*Stored items from a collection*:
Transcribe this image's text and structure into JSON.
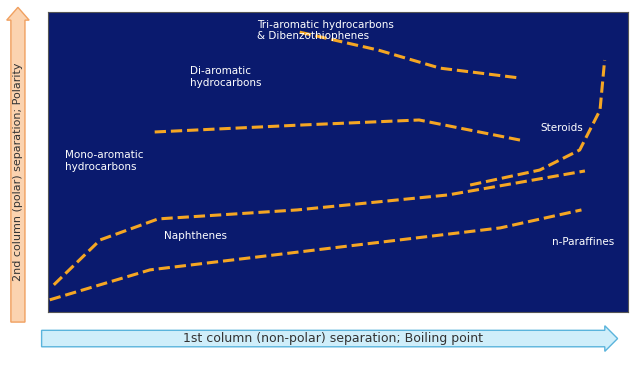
{
  "chart_data": {
    "type": "line",
    "xlabel": "1st column (non-polar) separation; Boiling point",
    "ylabel": "2nd column (polar) separation; Polarity",
    "xlim": [
      0,
      100
    ],
    "ylim": [
      0,
      100
    ],
    "tick_labels": false,
    "grid": false,
    "annotations": [
      "Tri-aromatic hydrocarbons\n& Dibenzothiophenes",
      "Di-aromatic\nhydrocarbons",
      "Mono-aromatic\nhydrocarbons",
      "Naphthenes",
      "Steroids",
      "n-Paraffines"
    ],
    "series": [
      {
        "x": [
          0.3,
          17.6,
          52,
          78,
          92
        ],
        "values": [
          4,
          14,
          22,
          28,
          34
        ],
        "color": "#f5a623",
        "line_style": "dashed"
      },
      {
        "x": [
          1,
          9,
          19,
          43,
          69,
          92.6
        ],
        "values": [
          9,
          24,
          31,
          34,
          39,
          47
        ],
        "color": "#f5a623",
        "line_style": "dashed"
      },
      {
        "x": [
          72.8,
          84.8,
          91.7,
          95.2,
          96
        ],
        "values": [
          42.3,
          47.3,
          54,
          67.3,
          84
        ],
        "color": "#f5a623",
        "line_style": "dashed"
      },
      {
        "x": [
          18.4,
          43.4,
          64,
          81.4
        ],
        "values": [
          60,
          62.3,
          64,
          57.3
        ],
        "color": "#f5a623",
        "line_style": "dashed"
      },
      {
        "x": [
          43.4,
          57,
          67.6,
          81.4
        ],
        "values": [
          93.3,
          87.3,
          81.3,
          78
        ],
        "color": "#f5a623",
        "line_style": "dashed"
      }
    ]
  }
}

*Exercise brief*: Reproduce all of the entries word for word, skipping any pictures they hold.

*Solution for this problem*:
Transcribe this image's text and structure into JSON.
{
  "chart_data": {
    "type": "line",
    "xlabel": "1st column (non-polar) separation; Boiling point",
    "ylabel": "2nd column (polar) separation; Polarity",
    "xlim": [
      0,
      100
    ],
    "ylim": [
      0,
      100
    ],
    "tick_labels": false,
    "grid": false,
    "annotations": [
      "Tri-aromatic hydrocarbons\n& Dibenzothiophenes",
      "Di-aromatic\nhydrocarbons",
      "Mono-aromatic\nhydrocarbons",
      "Naphthenes",
      "Steroids",
      "n-Paraffines"
    ],
    "series": [
      {
        "x": [
          0.3,
          17.6,
          52,
          78,
          92
        ],
        "values": [
          4,
          14,
          22,
          28,
          34
        ],
        "color": "#f5a623",
        "line_style": "dashed"
      },
      {
        "x": [
          1,
          9,
          19,
          43,
          69,
          92.6
        ],
        "values": [
          9,
          24,
          31,
          34,
          39,
          47
        ],
        "color": "#f5a623",
        "line_style": "dashed"
      },
      {
        "x": [
          72.8,
          84.8,
          91.7,
          95.2,
          96
        ],
        "values": [
          42.3,
          47.3,
          54,
          67.3,
          84
        ],
        "color": "#f5a623",
        "line_style": "dashed"
      },
      {
        "x": [
          18.4,
          43.4,
          64,
          81.4
        ],
        "values": [
          60,
          62.3,
          64,
          57.3
        ],
        "color": "#f5a623",
        "line_style": "dashed"
      },
      {
        "x": [
          43.4,
          57,
          67.6,
          81.4
        ],
        "values": [
          93.3,
          87.3,
          81.3,
          78
        ],
        "color": "#f5a623",
        "line_style": "dashed"
      }
    ]
  }
}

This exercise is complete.